## Written request
Copy every line of the data that contains the string "Canva".

## Exercise data
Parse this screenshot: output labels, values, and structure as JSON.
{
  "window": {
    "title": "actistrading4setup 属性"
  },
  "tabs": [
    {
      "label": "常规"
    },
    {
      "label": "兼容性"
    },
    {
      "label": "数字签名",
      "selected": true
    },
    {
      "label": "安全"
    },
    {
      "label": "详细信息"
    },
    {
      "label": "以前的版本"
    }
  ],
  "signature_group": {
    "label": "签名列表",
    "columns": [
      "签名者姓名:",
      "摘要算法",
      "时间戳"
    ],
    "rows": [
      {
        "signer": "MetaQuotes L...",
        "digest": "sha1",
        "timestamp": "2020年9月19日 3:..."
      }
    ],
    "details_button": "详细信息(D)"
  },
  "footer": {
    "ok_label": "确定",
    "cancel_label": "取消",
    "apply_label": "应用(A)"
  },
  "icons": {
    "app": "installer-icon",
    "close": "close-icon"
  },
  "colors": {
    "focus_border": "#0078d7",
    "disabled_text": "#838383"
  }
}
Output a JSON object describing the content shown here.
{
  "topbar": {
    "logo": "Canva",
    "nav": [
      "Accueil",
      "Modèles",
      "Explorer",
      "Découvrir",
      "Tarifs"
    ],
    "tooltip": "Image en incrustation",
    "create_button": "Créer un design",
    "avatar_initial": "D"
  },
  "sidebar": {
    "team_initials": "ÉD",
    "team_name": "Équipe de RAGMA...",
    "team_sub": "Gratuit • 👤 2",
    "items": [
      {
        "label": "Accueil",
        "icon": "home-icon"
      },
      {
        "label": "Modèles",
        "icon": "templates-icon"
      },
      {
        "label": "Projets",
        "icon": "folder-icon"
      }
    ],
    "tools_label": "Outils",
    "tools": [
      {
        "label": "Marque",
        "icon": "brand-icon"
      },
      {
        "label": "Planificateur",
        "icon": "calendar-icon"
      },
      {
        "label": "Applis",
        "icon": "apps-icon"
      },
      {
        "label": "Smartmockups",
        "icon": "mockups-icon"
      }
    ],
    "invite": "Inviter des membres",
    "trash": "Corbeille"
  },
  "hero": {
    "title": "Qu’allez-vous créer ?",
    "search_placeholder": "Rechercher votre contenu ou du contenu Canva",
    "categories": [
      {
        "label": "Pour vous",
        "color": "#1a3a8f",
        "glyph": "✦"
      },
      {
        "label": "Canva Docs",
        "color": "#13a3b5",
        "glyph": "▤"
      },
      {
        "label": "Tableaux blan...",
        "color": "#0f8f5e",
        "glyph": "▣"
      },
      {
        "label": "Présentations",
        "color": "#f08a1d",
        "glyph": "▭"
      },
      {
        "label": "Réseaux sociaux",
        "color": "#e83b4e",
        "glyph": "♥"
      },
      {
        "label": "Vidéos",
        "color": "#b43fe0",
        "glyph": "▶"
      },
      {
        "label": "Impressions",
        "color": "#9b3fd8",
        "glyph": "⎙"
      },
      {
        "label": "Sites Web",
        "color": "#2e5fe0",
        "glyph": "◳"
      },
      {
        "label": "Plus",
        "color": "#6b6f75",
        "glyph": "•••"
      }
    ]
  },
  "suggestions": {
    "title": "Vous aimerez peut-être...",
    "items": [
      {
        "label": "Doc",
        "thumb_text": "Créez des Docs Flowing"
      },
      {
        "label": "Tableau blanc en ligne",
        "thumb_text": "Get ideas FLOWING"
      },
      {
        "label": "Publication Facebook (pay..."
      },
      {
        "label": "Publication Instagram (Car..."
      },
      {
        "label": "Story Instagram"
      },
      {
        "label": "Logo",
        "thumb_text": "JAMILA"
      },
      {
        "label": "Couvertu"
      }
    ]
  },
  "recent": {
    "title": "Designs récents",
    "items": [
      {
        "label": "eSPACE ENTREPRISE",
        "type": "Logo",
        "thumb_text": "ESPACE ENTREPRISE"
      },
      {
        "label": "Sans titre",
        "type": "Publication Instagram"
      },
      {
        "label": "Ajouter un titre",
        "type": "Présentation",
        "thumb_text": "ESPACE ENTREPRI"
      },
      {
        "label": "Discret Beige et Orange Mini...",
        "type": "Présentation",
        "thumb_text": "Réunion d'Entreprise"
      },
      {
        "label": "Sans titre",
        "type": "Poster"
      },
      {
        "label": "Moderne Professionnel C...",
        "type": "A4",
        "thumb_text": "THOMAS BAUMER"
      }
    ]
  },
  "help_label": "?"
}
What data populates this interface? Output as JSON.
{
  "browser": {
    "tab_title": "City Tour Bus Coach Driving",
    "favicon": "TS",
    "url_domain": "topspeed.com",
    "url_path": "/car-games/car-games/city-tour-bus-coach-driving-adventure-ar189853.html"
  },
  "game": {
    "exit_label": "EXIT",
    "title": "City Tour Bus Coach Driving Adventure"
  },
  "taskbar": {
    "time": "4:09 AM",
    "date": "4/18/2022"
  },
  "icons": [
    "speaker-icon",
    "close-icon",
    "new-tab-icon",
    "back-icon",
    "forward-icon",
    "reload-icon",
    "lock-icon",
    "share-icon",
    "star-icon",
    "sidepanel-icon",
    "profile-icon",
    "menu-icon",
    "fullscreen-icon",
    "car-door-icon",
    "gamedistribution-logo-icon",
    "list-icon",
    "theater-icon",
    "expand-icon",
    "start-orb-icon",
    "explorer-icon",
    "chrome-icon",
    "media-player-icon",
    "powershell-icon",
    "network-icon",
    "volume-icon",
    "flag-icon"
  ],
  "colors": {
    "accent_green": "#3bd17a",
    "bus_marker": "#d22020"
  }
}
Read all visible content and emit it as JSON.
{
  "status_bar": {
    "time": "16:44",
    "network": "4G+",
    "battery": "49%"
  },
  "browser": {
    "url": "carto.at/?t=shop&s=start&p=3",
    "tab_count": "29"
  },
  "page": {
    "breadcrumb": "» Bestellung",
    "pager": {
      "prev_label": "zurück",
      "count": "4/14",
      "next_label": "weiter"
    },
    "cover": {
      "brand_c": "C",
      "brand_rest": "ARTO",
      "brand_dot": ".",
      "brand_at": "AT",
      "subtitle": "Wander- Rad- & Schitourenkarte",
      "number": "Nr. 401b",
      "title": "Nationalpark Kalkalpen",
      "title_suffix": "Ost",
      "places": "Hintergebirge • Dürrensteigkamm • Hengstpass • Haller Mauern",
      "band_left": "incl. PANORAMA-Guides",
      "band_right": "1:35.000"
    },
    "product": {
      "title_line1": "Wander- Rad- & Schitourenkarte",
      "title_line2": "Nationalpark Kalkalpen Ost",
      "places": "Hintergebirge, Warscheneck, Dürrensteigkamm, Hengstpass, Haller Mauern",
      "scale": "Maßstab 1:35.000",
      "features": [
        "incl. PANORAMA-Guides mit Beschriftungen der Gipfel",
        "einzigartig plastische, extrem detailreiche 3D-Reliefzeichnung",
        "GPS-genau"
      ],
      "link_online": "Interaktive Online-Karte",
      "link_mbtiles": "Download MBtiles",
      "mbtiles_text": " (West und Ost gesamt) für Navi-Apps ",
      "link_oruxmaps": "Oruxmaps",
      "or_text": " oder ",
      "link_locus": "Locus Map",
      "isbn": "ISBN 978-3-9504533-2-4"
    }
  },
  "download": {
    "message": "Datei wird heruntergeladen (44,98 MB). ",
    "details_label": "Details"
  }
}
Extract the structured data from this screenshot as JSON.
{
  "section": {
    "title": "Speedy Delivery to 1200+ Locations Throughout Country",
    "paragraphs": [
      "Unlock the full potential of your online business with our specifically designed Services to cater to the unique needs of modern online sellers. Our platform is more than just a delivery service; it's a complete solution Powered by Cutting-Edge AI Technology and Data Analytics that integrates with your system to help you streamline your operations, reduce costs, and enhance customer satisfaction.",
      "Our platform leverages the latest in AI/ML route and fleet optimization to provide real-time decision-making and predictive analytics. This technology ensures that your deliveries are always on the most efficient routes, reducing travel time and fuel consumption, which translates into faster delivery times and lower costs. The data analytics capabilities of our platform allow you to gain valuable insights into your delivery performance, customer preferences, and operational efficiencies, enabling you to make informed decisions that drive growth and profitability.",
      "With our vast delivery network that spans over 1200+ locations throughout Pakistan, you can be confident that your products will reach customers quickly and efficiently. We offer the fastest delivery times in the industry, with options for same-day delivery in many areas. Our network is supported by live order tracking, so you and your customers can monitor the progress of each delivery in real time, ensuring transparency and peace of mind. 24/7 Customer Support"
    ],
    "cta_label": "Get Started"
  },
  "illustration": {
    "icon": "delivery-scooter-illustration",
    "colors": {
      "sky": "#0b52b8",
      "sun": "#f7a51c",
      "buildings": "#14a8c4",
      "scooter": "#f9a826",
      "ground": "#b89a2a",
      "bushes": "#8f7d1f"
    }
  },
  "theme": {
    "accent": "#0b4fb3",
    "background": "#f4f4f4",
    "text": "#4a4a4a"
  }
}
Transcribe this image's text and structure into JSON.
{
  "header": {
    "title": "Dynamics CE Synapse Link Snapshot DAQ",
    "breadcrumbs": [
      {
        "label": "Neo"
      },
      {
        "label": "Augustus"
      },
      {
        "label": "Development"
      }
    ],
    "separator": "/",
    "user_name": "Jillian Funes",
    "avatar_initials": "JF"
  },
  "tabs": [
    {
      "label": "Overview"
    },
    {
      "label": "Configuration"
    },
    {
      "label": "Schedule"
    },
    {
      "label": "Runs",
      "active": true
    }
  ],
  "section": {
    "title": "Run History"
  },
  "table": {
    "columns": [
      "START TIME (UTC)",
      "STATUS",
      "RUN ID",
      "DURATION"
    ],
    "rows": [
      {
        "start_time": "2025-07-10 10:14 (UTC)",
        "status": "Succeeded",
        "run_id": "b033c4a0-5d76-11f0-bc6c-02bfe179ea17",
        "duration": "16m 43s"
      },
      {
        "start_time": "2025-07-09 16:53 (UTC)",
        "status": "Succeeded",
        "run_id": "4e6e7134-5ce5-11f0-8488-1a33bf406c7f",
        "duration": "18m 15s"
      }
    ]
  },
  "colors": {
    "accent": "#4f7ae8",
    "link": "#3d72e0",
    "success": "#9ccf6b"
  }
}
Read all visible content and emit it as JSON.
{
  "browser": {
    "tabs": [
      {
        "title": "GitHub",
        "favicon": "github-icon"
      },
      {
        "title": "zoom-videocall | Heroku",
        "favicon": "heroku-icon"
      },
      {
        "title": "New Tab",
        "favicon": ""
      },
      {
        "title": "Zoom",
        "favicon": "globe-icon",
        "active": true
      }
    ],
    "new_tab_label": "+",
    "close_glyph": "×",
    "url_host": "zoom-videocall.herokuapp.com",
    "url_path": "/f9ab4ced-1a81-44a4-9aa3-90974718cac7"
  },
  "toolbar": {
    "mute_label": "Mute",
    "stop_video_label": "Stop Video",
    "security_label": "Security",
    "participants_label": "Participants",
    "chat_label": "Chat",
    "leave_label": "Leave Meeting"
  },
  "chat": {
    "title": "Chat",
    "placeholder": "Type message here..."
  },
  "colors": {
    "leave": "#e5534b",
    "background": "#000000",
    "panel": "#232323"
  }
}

## Written reply
    "logo": "Canva",
    "search_placeholder": "Rechercher votre contenu ou du contenu Canva",
        "label": "Canva Docs",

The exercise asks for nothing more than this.